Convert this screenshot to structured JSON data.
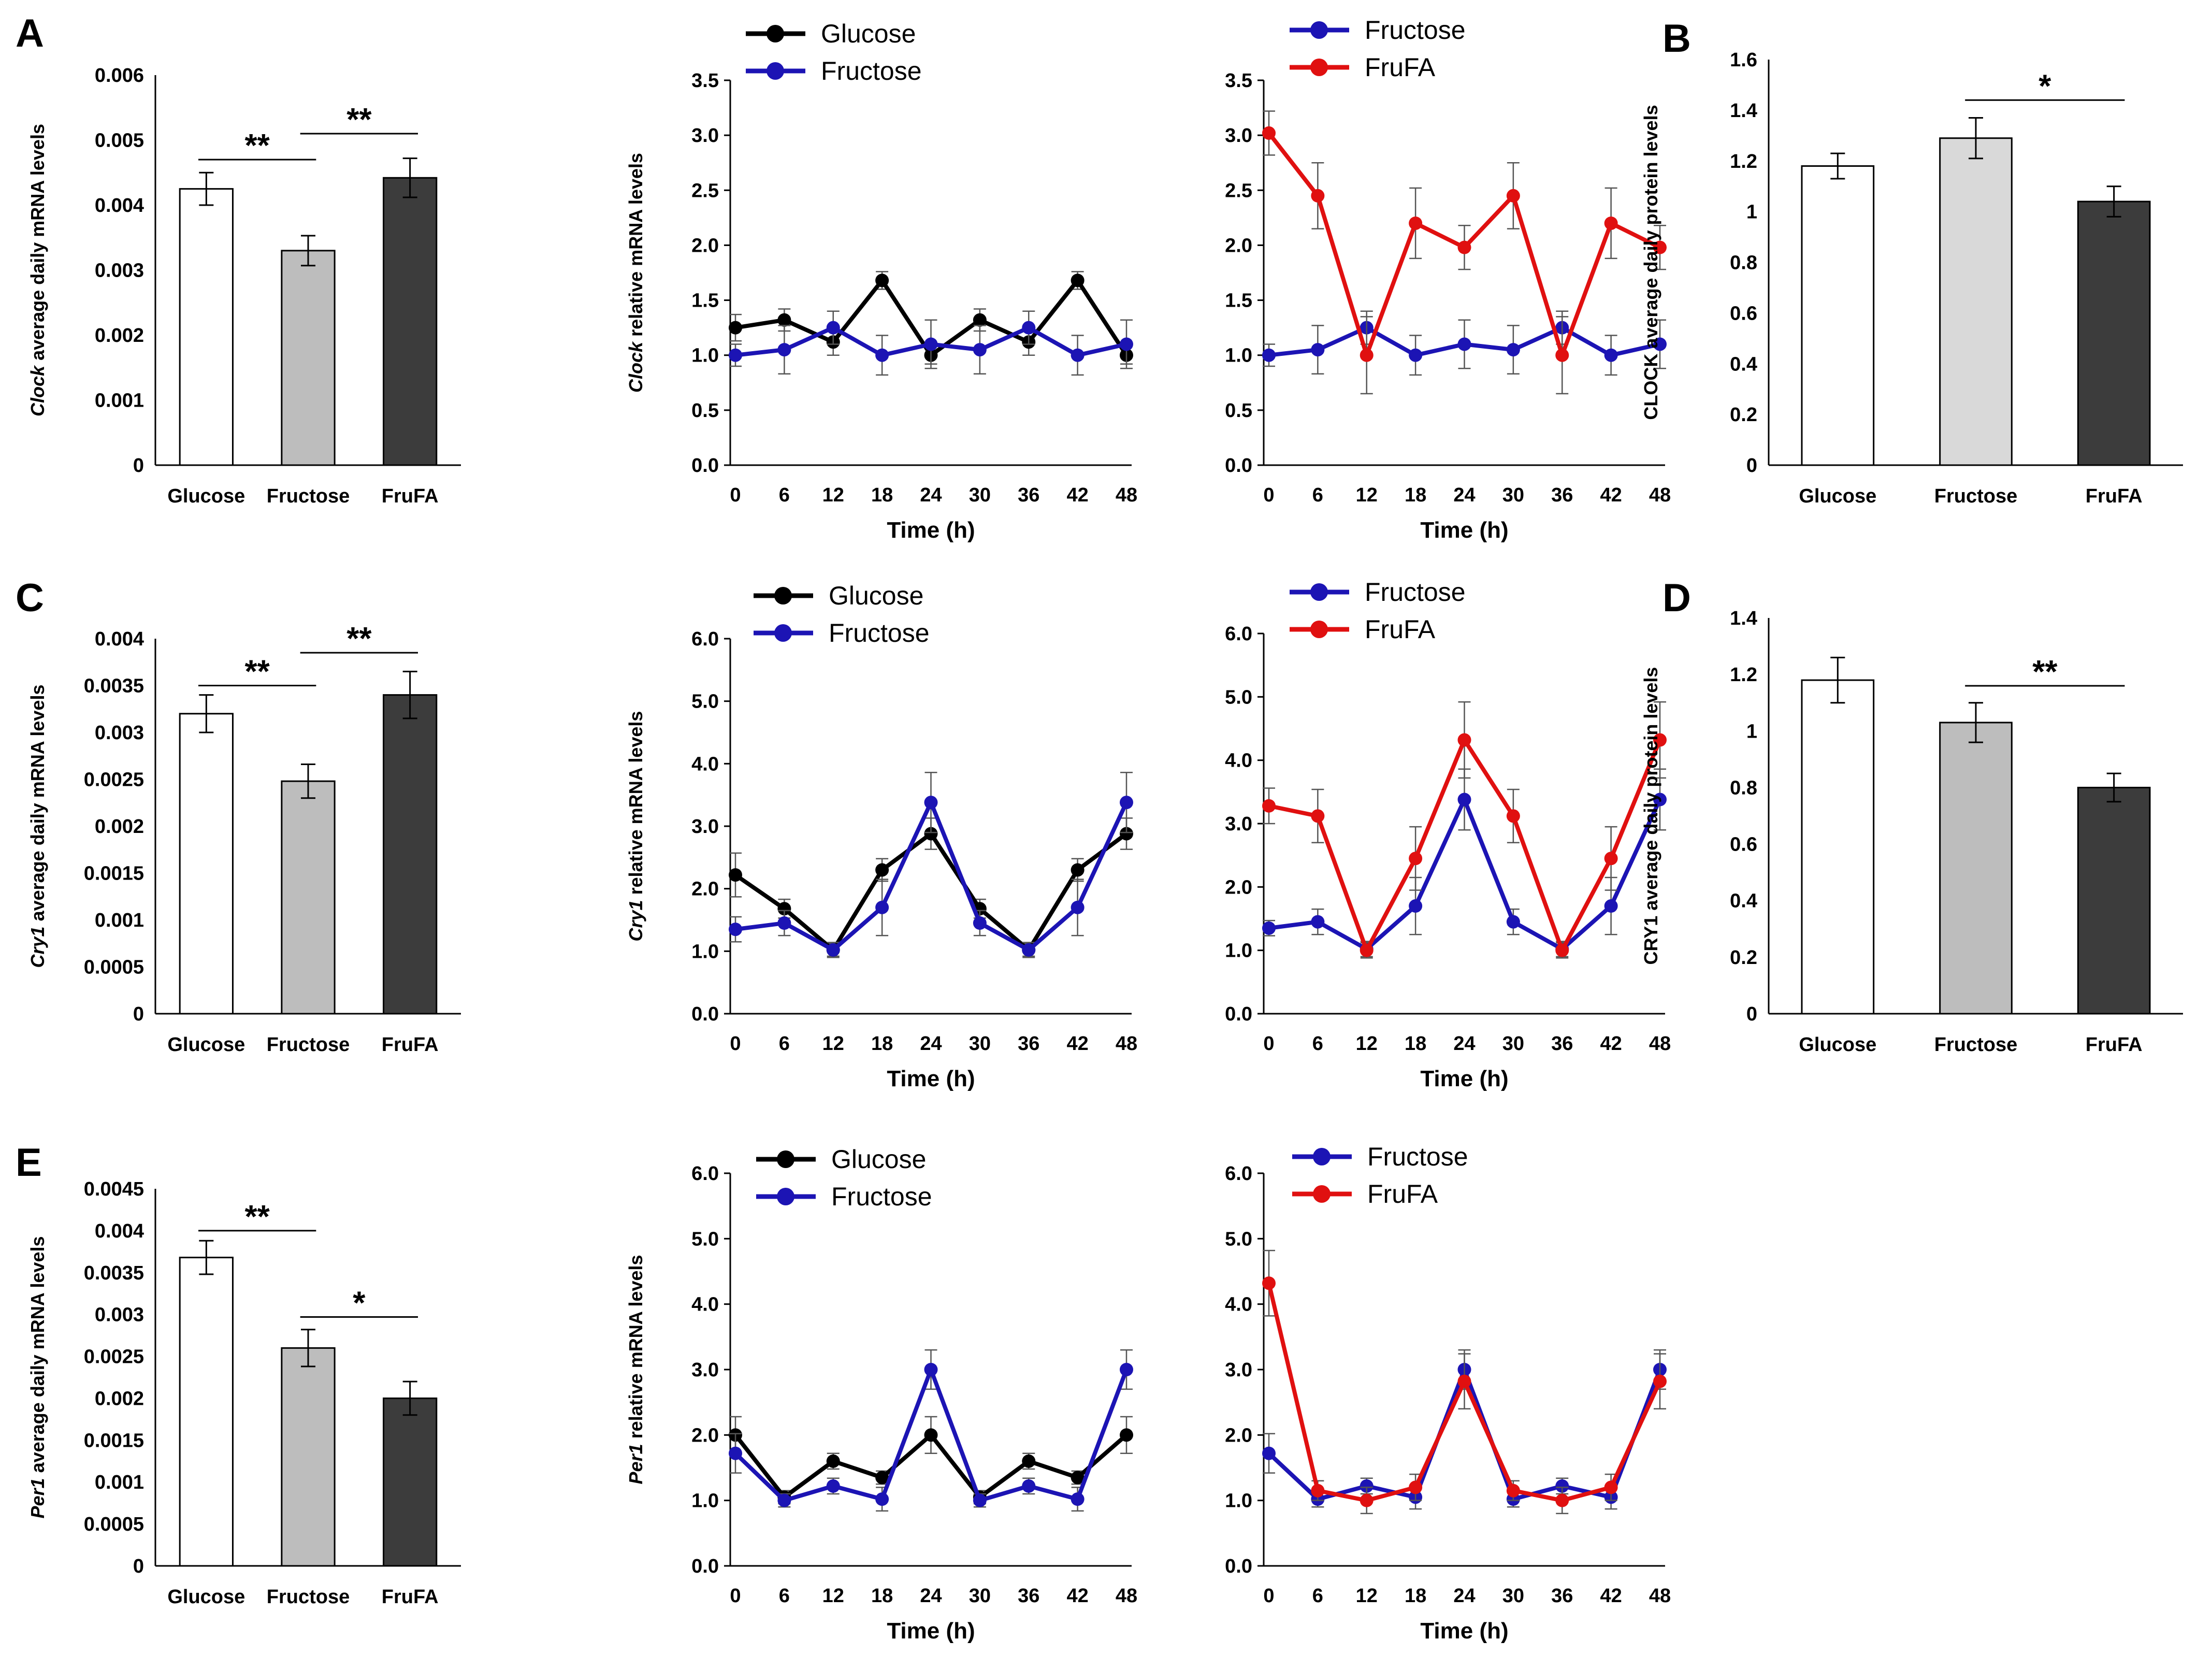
{
  "colors": {
    "glucose": "#000000",
    "fructose": "#1c14b4",
    "frufa": "#e01010",
    "bar_glucose": "#ffffff",
    "bar_fructose": "#bdbdbd",
    "bar_frufa": "#3c3c3c",
    "bar_fructose_light": "#d9d9d9"
  },
  "chart_data": [
    {
      "type": "bar",
      "panel": "A",
      "ylabel_italic": "Clock",
      "ylabel_rest": " average daily mRNA levels",
      "categories": [
        "Glucose",
        "Fructose",
        "FruFA"
      ],
      "values": [
        0.00425,
        0.0033,
        0.00442
      ],
      "errors": [
        0.00025,
        0.00023,
        0.0003
      ],
      "ylim": [
        0,
        0.006
      ],
      "yticks": [
        "0",
        "0.001",
        "0.002",
        "0.003",
        "0.004",
        "0.005",
        "0.006"
      ],
      "significance": [
        {
          "from": 0,
          "to": 1,
          "y": 0.0047,
          "label": "**"
        },
        {
          "from": 1,
          "to": 2,
          "y": 0.0051,
          "label": "**"
        }
      ]
    },
    {
      "type": "line",
      "panel": "",
      "ylabel_italic": "Clock",
      "ylabel_rest": " relative mRNA levels",
      "xlabel": "Time (h)",
      "x": [
        "0",
        "6",
        "12",
        "18",
        "24",
        "30",
        "36",
        "42",
        "48"
      ],
      "ylim": [
        0,
        3.5
      ],
      "yticks": [
        "0.0",
        "0.5",
        "1.0",
        "1.5",
        "2.0",
        "2.5",
        "3.0",
        "3.5"
      ],
      "series": [
        {
          "name": "Glucose",
          "color_key": "glucose",
          "values": [
            1.25,
            1.32,
            1.12,
            1.68,
            1.0,
            1.32,
            1.12,
            1.68,
            1.0
          ],
          "errors": [
            0.12,
            0.1,
            0.12,
            0.08,
            0.08,
            0.1,
            0.12,
            0.08,
            0.08
          ]
        },
        {
          "name": "Fructose",
          "color_key": "fructose",
          "values": [
            1.0,
            1.05,
            1.25,
            1.0,
            1.1,
            1.05,
            1.25,
            1.0,
            1.1
          ],
          "errors": [
            0.1,
            0.22,
            0.15,
            0.18,
            0.22,
            0.22,
            0.15,
            0.18,
            0.22
          ]
        }
      ]
    },
    {
      "type": "line",
      "panel": "",
      "ylabel_italic": "",
      "ylabel_rest": "",
      "xlabel": "Time (h)",
      "x": [
        "0",
        "6",
        "12",
        "18",
        "24",
        "30",
        "36",
        "42",
        "48"
      ],
      "ylim": [
        0,
        3.5
      ],
      "yticks": [
        "0.0",
        "0.5",
        "1.0",
        "1.5",
        "2.0",
        "2.5",
        "3.0",
        "3.5"
      ],
      "series": [
        {
          "name": "Fructose",
          "color_key": "fructose",
          "values": [
            1.0,
            1.05,
            1.25,
            1.0,
            1.1,
            1.05,
            1.25,
            1.0,
            1.1
          ],
          "errors": [
            0.1,
            0.22,
            0.15,
            0.18,
            0.22,
            0.22,
            0.15,
            0.18,
            0.22
          ]
        },
        {
          "name": "FruFA",
          "color_key": "frufa",
          "values": [
            3.02,
            2.45,
            1.0,
            2.2,
            1.98,
            2.45,
            1.0,
            2.2,
            1.98
          ],
          "errors": [
            0.2,
            0.3,
            0.35,
            0.32,
            0.2,
            0.3,
            0.35,
            0.32,
            0.2
          ]
        }
      ]
    },
    {
      "type": "bar",
      "panel": "B",
      "ylabel_italic": "",
      "ylabel_rest": "CLOCK average daily protein levels",
      "categories": [
        "Glucose",
        "Fructose",
        "FruFA"
      ],
      "values": [
        1.18,
        1.29,
        1.04
      ],
      "errors": [
        0.05,
        0.08,
        0.06
      ],
      "ylim": [
        0,
        1.6
      ],
      "yticks": [
        "0",
        "0.2",
        "0.4",
        "0.6",
        "0.8",
        "1",
        "1.2",
        "1.4",
        "1.6"
      ],
      "significance": [
        {
          "from": 1,
          "to": 2,
          "y": 1.44,
          "label": "*"
        }
      ]
    },
    {
      "type": "bar",
      "panel": "C",
      "ylabel_italic": "Cry1",
      "ylabel_rest": " average daily mRNA levels",
      "categories": [
        "Glucose",
        "Fructose",
        "FruFA"
      ],
      "values": [
        0.0032,
        0.00248,
        0.0034
      ],
      "errors": [
        0.0002,
        0.00018,
        0.00025
      ],
      "ylim": [
        0,
        0.004
      ],
      "yticks": [
        "0",
        "0.0005",
        "0.001",
        "0.0015",
        "0.002",
        "0.0025",
        "0.003",
        "0.0035",
        "0.004"
      ],
      "significance": [
        {
          "from": 0,
          "to": 1,
          "y": 0.0035,
          "label": "**"
        },
        {
          "from": 1,
          "to": 2,
          "y": 0.00385,
          "label": "**"
        }
      ]
    },
    {
      "type": "line",
      "panel": "",
      "ylabel_italic": "Cry1",
      "ylabel_rest": " relative mRNA levels",
      "xlabel": "Time (h)",
      "x": [
        "0",
        "6",
        "12",
        "18",
        "24",
        "30",
        "36",
        "42",
        "48"
      ],
      "ylim": [
        0,
        6
      ],
      "yticks": [
        "0.0",
        "1.0",
        "2.0",
        "3.0",
        "4.0",
        "5.0",
        "6.0"
      ],
      "series": [
        {
          "name": "Glucose",
          "color_key": "glucose",
          "values": [
            2.22,
            1.68,
            1.02,
            2.3,
            2.88,
            1.68,
            1.02,
            2.3,
            2.88
          ],
          "errors": [
            0.35,
            0.15,
            0.1,
            0.18,
            0.25,
            0.15,
            0.1,
            0.18,
            0.25
          ]
        },
        {
          "name": "Fructose",
          "color_key": "fructose",
          "values": [
            1.35,
            1.45,
            1.02,
            1.7,
            3.38,
            1.45,
            1.02,
            1.7,
            3.38
          ],
          "errors": [
            0.2,
            0.2,
            0.12,
            0.45,
            0.48,
            0.2,
            0.12,
            0.45,
            0.48
          ]
        }
      ]
    },
    {
      "type": "line",
      "panel": "",
      "ylabel_italic": "",
      "ylabel_rest": "",
      "xlabel": "Time (h)",
      "x": [
        "0",
        "6",
        "12",
        "18",
        "24",
        "30",
        "36",
        "42",
        "48"
      ],
      "ylim": [
        0,
        6
      ],
      "yticks": [
        "0.0",
        "1.0",
        "2.0",
        "3.0",
        "4.0",
        "5.0",
        "6.0"
      ],
      "series": [
        {
          "name": "Fructose",
          "color_key": "fructose",
          "values": [
            1.35,
            1.45,
            1.02,
            1.7,
            3.38,
            1.45,
            1.02,
            1.7,
            3.38
          ],
          "errors": [
            0.12,
            0.2,
            0.12,
            0.45,
            0.48,
            0.2,
            0.12,
            0.45,
            0.48
          ]
        },
        {
          "name": "FruFA",
          "color_key": "frufa",
          "values": [
            3.28,
            3.12,
            1.0,
            2.45,
            4.32,
            3.12,
            1.0,
            2.45,
            4.32
          ],
          "errors": [
            0.28,
            0.42,
            0.12,
            0.5,
            0.6,
            0.42,
            0.12,
            0.5,
            0.6
          ]
        }
      ]
    },
    {
      "type": "bar",
      "panel": "D",
      "ylabel_italic": "",
      "ylabel_rest": "CRY1 average daily protein levels",
      "categories": [
        "Glucose",
        "Fructose",
        "FruFA"
      ],
      "values": [
        1.18,
        1.03,
        0.8
      ],
      "errors": [
        0.08,
        0.07,
        0.05
      ],
      "ylim": [
        0,
        1.4
      ],
      "yticks": [
        "0",
        "0.2",
        "0.4",
        "0.6",
        "0.8",
        "1",
        "1.2",
        "1.4"
      ],
      "significance": [
        {
          "from": 1,
          "to": 2,
          "y": 1.16,
          "label": "**"
        }
      ]
    },
    {
      "type": "bar",
      "panel": "E",
      "ylabel_italic": "Per1",
      "ylabel_rest": " average daily mRNA levels",
      "categories": [
        "Glucose",
        "Fructose",
        "FruFA"
      ],
      "values": [
        0.00368,
        0.0026,
        0.002
      ],
      "errors": [
        0.0002,
        0.00022,
        0.0002
      ],
      "ylim": [
        0,
        0.0045
      ],
      "yticks": [
        "0",
        "0.0005",
        "0.001",
        "0.0015",
        "0.002",
        "0.0025",
        "0.003",
        "0.0035",
        "0.004",
        "0.0045"
      ],
      "significance": [
        {
          "from": 0,
          "to": 1,
          "y": 0.004,
          "label": "**"
        },
        {
          "from": 1,
          "to": 2,
          "y": 0.00297,
          "label": "*"
        }
      ]
    },
    {
      "type": "line",
      "panel": "",
      "ylabel_italic": "Per1",
      "ylabel_rest": " relative mRNA levels",
      "xlabel": "Time (h)",
      "x": [
        "0",
        "6",
        "12",
        "18",
        "24",
        "30",
        "36",
        "42",
        "48"
      ],
      "ylim": [
        0,
        6
      ],
      "yticks": [
        "0.0",
        "1.0",
        "2.0",
        "3.0",
        "4.0",
        "5.0",
        "6.0"
      ],
      "series": [
        {
          "name": "Glucose",
          "color_key": "glucose",
          "values": [
            2.0,
            1.05,
            1.6,
            1.35,
            2.0,
            1.05,
            1.6,
            1.35,
            2.0
          ],
          "errors": [
            0.28,
            0.1,
            0.12,
            0.1,
            0.28,
            0.1,
            0.12,
            0.1,
            0.28
          ]
        },
        {
          "name": "Fructose",
          "color_key": "fructose",
          "values": [
            1.72,
            1.0,
            1.22,
            1.02,
            3.0,
            1.0,
            1.22,
            1.02,
            3.0
          ],
          "errors": [
            0.3,
            0.1,
            0.12,
            0.18,
            0.3,
            0.1,
            0.12,
            0.18,
            0.3
          ]
        }
      ]
    },
    {
      "type": "line",
      "panel": "",
      "ylabel_italic": "",
      "ylabel_rest": "",
      "xlabel": "Time (h)",
      "x": [
        "0",
        "6",
        "12",
        "18",
        "24",
        "30",
        "36",
        "42",
        "48"
      ],
      "ylim": [
        0,
        6
      ],
      "yticks": [
        "0.0",
        "1.0",
        "2.0",
        "3.0",
        "4.0",
        "5.0",
        "6.0"
      ],
      "series": [
        {
          "name": "Fructose",
          "color_key": "fructose",
          "values": [
            1.72,
            1.02,
            1.22,
            1.05,
            3.0,
            1.02,
            1.22,
            1.05,
            3.0
          ],
          "errors": [
            0.3,
            0.12,
            0.12,
            0.18,
            0.3,
            0.12,
            0.12,
            0.18,
            0.3
          ]
        },
        {
          "name": "FruFA",
          "color_key": "frufa",
          "values": [
            4.32,
            1.15,
            1.0,
            1.2,
            2.82,
            1.15,
            1.0,
            1.2,
            2.82
          ],
          "errors": [
            0.5,
            0.15,
            0.2,
            0.2,
            0.42,
            0.15,
            0.2,
            0.2,
            0.42
          ]
        }
      ]
    }
  ]
}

*DIRECTIONS FOR THIS TASK:*
Look through the data above for the word "protein". Report each line where it occurs.

*TASK RESPONSE:*
      "ylabel_rest": "CLOCK average daily protein levels",
      "ylabel_rest": "CRY1 average daily protein levels",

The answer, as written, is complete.